— Aim —
Identify and copy all lines of the material where the string "unit" is found.

— Entries —

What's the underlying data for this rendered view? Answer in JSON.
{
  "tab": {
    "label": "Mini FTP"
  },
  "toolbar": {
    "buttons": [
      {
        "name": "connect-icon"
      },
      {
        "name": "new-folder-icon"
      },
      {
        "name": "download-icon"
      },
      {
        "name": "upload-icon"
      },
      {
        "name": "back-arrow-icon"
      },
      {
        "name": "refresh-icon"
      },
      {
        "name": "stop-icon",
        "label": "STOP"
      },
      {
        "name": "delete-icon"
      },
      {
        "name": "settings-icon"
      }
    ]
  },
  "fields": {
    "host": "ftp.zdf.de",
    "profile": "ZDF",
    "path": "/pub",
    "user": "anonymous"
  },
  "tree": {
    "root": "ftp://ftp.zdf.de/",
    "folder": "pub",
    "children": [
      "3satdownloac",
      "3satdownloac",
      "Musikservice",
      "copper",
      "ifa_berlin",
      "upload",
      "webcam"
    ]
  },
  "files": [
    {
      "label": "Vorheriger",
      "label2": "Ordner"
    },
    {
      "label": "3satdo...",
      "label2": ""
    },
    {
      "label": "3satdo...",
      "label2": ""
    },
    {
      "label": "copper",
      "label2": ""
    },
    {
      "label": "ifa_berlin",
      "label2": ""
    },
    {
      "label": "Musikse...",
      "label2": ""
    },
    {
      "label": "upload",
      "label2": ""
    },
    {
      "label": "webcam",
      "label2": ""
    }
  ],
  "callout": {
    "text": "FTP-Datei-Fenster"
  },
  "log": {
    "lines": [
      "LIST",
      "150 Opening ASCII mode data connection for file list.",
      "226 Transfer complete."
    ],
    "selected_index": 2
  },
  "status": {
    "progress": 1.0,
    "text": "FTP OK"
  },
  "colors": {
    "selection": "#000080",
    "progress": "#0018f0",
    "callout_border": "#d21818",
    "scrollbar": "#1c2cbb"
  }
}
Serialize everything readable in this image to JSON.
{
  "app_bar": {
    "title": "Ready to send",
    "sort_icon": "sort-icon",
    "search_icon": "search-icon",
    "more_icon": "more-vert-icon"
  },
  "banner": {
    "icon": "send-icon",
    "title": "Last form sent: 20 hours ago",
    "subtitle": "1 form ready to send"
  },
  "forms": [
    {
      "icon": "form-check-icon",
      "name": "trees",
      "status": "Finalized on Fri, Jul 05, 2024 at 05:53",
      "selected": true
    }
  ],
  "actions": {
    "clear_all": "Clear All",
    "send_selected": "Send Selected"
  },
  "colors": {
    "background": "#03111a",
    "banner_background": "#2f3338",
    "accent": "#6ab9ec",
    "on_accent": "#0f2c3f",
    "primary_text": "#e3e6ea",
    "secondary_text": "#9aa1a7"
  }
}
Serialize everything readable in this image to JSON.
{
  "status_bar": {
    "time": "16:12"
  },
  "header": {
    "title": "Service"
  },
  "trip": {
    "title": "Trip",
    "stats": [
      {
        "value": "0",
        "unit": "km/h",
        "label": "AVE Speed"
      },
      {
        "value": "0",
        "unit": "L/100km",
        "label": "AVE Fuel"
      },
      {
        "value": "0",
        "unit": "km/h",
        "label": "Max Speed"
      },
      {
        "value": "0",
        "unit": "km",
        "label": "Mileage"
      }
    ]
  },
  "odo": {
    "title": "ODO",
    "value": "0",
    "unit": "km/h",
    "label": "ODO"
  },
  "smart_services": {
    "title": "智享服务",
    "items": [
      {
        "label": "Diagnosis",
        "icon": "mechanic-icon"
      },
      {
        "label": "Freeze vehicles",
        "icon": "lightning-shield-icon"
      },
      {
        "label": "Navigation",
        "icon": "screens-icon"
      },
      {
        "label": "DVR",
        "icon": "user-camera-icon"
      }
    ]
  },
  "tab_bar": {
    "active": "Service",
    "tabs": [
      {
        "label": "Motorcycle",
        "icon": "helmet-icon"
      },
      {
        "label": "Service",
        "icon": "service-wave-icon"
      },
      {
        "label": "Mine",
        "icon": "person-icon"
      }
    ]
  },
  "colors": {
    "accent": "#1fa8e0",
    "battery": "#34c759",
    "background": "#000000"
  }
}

— Task answer —
        "unit": "km/h",
        "unit": "L/100km",
        "unit": "km/h",
        "unit": "km",
    "unit": "km/h",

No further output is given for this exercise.